* Start Records provided *
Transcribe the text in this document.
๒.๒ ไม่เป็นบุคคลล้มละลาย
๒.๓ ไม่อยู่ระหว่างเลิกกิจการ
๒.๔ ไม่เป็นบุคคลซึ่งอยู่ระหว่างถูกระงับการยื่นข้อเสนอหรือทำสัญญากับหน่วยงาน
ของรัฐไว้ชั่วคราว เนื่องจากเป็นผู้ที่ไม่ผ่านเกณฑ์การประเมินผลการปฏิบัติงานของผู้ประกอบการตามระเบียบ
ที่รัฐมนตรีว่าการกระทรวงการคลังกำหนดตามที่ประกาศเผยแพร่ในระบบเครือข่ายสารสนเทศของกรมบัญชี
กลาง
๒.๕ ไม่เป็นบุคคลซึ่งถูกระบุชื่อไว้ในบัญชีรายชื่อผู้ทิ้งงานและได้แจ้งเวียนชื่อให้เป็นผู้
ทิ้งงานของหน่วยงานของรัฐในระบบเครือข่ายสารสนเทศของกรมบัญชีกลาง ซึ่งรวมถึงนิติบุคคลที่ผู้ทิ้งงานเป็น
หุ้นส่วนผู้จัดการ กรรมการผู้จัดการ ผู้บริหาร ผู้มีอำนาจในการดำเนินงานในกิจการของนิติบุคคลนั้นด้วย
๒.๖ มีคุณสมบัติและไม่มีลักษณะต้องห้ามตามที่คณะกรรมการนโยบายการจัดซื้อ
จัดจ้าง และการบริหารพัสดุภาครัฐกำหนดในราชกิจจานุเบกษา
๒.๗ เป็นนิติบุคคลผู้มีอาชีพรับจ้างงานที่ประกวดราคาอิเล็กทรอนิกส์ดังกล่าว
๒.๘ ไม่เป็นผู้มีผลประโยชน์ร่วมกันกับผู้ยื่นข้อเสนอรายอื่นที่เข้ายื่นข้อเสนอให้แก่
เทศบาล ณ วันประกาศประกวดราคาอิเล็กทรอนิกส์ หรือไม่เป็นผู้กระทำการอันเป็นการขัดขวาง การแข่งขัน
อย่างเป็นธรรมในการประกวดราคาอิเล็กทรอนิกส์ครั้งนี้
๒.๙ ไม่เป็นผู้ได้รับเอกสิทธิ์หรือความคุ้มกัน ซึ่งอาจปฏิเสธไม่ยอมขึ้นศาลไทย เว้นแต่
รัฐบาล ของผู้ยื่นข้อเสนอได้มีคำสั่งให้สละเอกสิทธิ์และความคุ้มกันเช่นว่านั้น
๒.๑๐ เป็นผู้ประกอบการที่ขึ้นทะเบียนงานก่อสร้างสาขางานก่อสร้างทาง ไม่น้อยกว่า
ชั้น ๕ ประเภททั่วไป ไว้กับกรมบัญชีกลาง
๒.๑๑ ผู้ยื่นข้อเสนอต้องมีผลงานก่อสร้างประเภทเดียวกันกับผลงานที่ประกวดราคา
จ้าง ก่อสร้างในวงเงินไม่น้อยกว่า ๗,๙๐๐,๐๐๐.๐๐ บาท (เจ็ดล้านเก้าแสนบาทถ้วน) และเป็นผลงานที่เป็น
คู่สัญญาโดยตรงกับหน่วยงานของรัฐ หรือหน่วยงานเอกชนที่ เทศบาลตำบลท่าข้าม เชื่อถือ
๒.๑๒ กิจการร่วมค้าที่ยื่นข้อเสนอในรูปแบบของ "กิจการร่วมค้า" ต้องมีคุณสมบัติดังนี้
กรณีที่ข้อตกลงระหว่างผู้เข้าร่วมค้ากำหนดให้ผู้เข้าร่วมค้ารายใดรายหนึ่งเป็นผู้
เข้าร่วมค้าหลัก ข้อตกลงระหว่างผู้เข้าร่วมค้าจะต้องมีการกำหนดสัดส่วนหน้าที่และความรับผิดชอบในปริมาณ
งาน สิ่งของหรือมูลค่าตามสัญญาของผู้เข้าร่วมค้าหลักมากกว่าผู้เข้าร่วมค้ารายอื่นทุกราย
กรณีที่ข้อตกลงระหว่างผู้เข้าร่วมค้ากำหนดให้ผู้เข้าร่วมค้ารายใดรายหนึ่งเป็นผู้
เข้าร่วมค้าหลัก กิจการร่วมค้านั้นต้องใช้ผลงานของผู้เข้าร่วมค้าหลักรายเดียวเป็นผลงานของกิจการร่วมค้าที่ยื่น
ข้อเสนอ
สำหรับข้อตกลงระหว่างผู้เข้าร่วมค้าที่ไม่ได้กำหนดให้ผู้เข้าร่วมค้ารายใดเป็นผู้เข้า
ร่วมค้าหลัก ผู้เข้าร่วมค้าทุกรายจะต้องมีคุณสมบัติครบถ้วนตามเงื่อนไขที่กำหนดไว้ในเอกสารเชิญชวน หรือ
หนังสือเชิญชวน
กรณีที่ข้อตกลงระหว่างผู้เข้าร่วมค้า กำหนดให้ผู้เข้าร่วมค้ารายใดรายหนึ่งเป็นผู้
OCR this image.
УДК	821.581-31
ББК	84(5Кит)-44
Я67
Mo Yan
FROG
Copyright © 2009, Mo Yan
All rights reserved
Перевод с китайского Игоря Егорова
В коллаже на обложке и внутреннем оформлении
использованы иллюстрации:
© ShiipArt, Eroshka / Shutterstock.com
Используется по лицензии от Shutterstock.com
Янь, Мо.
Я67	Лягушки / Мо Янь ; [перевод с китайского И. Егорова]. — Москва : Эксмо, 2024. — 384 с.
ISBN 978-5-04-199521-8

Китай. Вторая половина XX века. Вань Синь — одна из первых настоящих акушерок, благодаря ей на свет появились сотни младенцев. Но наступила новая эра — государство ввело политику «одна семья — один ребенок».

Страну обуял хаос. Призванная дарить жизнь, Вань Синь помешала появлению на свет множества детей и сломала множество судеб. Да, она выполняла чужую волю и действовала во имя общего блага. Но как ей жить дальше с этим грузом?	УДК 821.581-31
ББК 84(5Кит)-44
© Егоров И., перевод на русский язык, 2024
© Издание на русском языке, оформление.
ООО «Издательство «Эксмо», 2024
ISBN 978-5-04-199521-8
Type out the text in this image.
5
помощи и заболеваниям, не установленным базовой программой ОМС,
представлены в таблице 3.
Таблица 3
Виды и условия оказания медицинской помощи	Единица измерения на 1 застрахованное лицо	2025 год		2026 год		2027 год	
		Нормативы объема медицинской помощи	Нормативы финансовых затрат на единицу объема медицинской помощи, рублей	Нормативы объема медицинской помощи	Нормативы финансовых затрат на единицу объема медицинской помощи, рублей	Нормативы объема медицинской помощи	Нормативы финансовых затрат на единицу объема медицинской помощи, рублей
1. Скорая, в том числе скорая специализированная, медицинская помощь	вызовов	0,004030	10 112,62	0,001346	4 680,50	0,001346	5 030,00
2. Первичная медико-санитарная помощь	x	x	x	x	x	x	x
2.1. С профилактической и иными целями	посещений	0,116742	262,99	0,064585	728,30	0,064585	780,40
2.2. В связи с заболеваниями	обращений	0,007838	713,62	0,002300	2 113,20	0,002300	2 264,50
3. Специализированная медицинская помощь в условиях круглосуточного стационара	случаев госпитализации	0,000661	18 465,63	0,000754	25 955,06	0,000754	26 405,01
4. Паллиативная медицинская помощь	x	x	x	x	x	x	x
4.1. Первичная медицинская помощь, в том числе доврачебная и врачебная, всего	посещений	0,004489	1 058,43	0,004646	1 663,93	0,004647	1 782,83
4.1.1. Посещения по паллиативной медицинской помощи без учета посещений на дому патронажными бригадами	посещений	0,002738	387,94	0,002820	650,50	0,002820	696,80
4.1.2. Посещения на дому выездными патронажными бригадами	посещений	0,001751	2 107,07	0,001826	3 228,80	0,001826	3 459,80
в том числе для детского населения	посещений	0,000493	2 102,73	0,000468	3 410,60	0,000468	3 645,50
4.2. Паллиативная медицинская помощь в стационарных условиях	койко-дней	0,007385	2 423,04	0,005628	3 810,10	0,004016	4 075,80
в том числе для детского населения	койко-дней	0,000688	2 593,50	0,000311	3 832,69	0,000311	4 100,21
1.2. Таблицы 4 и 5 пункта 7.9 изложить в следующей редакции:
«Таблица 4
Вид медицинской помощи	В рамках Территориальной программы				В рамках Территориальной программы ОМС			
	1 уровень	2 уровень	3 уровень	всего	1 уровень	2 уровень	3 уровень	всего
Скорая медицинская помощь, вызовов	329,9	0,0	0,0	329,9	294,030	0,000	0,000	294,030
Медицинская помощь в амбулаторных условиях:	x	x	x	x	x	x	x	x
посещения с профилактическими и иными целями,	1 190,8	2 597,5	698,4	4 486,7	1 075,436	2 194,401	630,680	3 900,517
* End Records provided *
Requirement: Search the data for "китайского". Copy every matching line.

Answer to the exercise:
Перевод с китайского Игоря Егорова
Я67	Лягушки / Мо Янь ; [перевод с китайского И. Егорова]. — Москва : Эксмо, 2024. — 384 с.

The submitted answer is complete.